### Stored data
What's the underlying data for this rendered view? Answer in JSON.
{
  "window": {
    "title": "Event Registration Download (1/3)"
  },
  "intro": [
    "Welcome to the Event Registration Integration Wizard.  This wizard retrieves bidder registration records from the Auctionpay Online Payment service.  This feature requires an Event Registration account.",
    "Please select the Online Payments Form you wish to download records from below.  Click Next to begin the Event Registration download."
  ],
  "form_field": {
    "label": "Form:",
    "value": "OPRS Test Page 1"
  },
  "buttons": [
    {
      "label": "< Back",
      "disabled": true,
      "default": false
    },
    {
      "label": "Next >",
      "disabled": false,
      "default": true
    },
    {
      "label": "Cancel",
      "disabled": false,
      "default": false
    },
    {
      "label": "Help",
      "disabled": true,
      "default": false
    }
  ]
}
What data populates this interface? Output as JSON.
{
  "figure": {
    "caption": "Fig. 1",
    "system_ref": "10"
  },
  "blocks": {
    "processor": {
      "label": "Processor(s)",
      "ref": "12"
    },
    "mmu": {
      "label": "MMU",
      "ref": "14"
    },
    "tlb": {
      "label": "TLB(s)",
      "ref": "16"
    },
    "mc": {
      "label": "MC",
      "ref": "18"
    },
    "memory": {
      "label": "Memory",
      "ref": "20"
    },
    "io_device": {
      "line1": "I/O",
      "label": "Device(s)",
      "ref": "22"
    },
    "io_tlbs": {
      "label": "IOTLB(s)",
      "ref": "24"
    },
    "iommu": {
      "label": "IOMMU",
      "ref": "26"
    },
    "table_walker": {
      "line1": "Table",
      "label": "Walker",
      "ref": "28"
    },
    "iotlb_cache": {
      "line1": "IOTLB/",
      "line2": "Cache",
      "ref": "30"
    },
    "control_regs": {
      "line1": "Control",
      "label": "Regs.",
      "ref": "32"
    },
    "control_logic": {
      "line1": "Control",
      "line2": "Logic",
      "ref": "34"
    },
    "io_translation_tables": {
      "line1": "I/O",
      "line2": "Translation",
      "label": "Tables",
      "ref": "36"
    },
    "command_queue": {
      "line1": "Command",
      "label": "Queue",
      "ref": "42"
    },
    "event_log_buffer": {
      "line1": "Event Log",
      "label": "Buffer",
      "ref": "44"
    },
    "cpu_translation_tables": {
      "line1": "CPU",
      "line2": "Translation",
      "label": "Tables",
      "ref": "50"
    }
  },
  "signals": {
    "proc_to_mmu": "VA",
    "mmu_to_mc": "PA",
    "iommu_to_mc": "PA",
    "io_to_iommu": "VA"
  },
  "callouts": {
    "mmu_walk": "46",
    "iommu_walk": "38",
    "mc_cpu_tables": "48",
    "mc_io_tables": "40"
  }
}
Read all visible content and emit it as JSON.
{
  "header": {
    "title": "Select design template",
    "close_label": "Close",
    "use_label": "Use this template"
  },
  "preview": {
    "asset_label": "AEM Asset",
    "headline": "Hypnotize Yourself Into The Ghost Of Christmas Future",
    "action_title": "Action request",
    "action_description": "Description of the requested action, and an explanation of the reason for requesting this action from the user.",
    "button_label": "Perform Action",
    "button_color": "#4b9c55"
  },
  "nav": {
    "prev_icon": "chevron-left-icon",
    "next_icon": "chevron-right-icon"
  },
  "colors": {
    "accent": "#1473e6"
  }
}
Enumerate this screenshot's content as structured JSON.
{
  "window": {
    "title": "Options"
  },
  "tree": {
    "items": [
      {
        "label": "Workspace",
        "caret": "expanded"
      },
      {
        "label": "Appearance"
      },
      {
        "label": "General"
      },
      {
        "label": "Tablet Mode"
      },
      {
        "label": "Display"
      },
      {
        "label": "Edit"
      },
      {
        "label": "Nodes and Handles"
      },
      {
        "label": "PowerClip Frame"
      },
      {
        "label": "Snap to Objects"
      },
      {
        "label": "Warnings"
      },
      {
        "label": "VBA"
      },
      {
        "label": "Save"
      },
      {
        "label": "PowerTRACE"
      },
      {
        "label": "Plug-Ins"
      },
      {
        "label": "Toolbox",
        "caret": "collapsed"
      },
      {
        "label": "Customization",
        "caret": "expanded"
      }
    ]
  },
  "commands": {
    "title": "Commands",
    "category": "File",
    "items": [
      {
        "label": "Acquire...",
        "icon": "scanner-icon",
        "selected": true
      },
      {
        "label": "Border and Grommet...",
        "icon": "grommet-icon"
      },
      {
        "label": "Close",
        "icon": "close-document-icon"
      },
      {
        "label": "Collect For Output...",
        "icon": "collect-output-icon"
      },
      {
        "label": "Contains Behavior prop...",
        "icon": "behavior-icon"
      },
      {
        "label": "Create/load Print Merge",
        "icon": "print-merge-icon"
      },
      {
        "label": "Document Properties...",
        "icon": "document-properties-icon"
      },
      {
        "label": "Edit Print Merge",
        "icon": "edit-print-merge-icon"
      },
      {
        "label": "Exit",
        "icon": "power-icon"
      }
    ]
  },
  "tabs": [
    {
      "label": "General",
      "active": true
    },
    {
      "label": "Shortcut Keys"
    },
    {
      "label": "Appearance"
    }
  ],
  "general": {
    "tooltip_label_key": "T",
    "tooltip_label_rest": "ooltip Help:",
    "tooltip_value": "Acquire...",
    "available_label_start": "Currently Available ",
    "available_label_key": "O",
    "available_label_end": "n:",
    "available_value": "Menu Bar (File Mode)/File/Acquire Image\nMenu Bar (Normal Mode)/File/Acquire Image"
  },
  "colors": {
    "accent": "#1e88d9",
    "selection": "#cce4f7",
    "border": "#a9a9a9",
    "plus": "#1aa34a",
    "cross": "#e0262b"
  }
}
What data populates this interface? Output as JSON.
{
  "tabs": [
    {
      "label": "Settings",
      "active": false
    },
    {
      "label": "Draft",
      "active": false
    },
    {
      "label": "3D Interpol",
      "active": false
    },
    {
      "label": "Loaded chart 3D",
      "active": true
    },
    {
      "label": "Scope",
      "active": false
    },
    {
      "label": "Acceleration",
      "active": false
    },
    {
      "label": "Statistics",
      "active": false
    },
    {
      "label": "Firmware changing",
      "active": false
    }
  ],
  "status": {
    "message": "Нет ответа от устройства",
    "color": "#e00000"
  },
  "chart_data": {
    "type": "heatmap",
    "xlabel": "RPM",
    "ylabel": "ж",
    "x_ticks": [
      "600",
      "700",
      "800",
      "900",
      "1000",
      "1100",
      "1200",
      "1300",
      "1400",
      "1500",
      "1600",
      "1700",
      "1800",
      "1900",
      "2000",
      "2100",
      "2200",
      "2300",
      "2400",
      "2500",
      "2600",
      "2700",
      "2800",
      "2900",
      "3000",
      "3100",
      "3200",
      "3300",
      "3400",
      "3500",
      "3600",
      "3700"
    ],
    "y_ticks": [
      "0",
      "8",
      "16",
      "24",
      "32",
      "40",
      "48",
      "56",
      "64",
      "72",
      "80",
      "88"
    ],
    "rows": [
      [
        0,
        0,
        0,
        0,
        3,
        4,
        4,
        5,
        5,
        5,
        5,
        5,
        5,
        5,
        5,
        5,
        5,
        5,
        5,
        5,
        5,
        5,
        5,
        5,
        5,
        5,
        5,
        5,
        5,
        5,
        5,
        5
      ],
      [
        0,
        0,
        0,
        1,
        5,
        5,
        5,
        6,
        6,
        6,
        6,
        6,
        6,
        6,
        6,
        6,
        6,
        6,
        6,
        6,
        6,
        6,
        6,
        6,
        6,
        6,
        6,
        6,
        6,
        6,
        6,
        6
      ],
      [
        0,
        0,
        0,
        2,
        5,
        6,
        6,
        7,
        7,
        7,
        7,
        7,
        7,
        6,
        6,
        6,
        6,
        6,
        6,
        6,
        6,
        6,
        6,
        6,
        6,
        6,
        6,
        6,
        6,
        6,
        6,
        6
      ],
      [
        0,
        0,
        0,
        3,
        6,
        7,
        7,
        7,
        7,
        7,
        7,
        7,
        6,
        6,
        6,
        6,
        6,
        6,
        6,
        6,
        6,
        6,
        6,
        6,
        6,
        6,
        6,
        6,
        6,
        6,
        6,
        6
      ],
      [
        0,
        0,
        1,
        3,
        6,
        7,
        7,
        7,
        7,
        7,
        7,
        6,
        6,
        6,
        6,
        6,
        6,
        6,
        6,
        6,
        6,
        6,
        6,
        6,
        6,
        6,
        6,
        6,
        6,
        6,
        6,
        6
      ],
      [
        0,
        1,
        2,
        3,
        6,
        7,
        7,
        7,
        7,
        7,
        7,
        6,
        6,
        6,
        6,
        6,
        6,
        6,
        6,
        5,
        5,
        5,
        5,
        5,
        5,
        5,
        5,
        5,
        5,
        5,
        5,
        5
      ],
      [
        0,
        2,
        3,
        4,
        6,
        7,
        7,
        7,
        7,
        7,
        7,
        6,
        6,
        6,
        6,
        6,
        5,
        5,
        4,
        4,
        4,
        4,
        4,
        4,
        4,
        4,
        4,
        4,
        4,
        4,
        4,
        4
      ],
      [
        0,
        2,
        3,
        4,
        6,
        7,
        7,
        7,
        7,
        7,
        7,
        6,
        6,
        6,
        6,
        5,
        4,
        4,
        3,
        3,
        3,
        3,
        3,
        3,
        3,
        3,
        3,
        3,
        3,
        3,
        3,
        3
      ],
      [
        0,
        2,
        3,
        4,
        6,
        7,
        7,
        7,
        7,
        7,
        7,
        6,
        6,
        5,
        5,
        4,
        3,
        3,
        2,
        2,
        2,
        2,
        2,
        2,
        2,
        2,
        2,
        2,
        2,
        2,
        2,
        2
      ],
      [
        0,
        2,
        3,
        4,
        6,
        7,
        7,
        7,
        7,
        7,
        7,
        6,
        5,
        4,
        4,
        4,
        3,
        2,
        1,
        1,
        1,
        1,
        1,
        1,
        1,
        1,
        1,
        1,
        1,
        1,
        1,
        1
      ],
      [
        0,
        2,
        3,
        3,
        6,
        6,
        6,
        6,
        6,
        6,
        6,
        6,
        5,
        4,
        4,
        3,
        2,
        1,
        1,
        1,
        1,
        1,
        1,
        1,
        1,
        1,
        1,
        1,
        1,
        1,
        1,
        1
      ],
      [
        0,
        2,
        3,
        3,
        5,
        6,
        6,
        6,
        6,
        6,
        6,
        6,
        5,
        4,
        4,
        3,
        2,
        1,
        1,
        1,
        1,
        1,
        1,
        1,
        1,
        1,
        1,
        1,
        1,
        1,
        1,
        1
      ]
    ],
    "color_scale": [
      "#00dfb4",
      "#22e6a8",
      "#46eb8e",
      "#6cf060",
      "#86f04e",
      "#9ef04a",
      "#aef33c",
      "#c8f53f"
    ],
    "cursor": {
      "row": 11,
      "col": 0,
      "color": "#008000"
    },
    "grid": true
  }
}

### Aim of the task
Check every line of the data, and copy the ones that contain "Acquire".

### Right answer
        "label": "Acquire...",
    "tooltip_value": "Acquire...",
    "available_value": "Menu Bar (File Mode)/File/Acquire Image\nMenu Bar (Normal Mode)/File/Acquire Image"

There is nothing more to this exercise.